Copy the lines holding the word "bearded", all of them.

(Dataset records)
^^^^^^^^
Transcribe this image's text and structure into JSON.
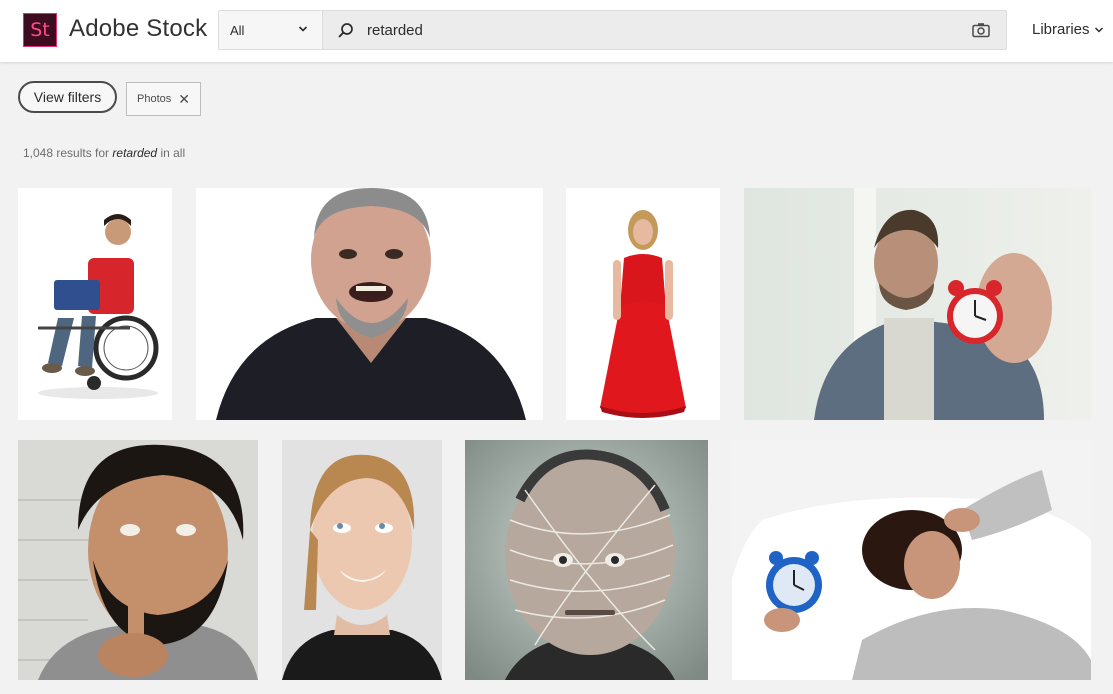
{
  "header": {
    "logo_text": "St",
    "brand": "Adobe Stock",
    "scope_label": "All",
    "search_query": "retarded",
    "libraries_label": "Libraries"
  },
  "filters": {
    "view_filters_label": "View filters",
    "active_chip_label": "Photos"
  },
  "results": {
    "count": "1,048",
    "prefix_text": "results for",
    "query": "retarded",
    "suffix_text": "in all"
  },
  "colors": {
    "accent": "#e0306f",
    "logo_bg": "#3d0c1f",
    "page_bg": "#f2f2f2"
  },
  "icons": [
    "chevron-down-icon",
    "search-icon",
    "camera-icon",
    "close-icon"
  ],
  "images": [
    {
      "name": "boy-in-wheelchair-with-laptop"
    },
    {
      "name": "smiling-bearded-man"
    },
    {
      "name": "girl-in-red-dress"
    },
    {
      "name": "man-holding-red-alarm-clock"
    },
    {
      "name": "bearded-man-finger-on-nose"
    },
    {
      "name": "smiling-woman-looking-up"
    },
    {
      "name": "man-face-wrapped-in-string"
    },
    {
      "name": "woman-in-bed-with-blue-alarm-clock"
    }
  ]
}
^^^^^^^^
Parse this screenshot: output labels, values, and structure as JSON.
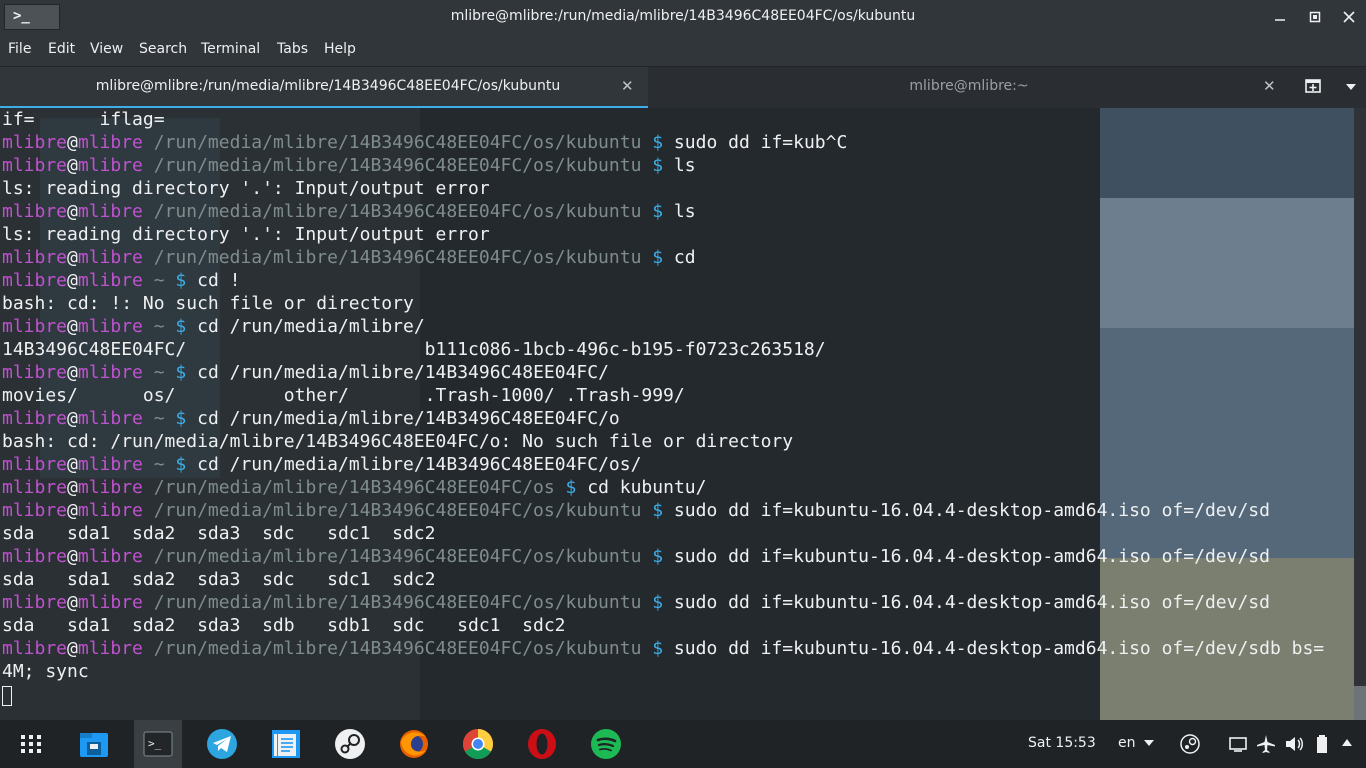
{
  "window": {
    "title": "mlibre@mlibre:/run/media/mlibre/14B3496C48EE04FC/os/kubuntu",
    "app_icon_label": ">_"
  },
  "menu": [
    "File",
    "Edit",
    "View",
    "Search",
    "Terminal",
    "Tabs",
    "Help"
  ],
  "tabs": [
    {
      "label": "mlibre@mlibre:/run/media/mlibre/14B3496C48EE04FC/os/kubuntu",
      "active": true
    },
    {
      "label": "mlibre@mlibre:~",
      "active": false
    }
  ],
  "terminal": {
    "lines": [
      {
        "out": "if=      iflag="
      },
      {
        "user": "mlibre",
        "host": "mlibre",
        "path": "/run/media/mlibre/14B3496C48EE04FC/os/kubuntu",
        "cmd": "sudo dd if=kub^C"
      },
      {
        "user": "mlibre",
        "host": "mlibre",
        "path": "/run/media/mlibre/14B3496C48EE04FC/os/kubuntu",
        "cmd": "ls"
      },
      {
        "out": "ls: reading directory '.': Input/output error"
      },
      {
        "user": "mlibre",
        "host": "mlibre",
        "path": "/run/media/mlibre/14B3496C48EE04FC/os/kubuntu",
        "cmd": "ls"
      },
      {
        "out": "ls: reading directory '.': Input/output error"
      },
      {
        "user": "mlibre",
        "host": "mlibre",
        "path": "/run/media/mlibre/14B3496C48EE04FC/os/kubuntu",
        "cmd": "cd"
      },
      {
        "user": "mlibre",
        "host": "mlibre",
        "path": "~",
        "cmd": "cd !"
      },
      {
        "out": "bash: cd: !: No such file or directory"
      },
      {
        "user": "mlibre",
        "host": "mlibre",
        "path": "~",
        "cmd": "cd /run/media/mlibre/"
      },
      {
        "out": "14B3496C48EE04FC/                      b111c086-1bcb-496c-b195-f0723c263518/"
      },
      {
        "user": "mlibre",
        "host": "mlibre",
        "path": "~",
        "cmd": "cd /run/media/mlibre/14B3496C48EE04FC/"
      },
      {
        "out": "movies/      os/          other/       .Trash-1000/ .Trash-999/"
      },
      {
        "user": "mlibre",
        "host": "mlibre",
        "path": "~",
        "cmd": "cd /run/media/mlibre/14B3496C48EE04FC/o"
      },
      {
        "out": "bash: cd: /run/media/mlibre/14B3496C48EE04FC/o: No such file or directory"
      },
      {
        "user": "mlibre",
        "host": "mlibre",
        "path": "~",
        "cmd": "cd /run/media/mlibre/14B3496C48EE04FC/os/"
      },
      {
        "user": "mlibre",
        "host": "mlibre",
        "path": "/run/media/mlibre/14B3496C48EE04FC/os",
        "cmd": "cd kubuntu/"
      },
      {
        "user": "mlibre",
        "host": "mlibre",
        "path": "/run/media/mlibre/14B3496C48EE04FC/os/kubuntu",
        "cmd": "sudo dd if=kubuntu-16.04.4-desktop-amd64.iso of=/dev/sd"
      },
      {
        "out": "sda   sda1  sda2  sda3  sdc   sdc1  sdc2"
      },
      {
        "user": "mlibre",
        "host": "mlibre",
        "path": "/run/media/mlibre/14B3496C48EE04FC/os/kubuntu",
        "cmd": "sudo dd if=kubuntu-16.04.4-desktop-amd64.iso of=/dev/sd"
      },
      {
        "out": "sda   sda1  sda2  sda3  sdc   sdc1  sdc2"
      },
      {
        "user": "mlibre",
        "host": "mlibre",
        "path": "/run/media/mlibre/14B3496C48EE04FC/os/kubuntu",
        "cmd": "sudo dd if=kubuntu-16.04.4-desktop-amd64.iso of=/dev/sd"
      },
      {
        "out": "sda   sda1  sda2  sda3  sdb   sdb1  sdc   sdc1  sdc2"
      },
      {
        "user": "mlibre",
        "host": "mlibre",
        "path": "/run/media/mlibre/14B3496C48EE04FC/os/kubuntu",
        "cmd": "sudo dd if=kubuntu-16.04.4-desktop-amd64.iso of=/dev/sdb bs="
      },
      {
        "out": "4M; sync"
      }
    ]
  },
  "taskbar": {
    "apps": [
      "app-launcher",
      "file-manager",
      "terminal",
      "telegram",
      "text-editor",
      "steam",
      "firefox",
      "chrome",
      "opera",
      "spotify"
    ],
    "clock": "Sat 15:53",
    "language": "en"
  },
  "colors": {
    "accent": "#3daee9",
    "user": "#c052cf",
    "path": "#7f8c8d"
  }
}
^^^^^^^^
__ANSWER BELOW__.
      "name": "smiling-bearded-man"
      "name": "bearded-man-finger-on-nose"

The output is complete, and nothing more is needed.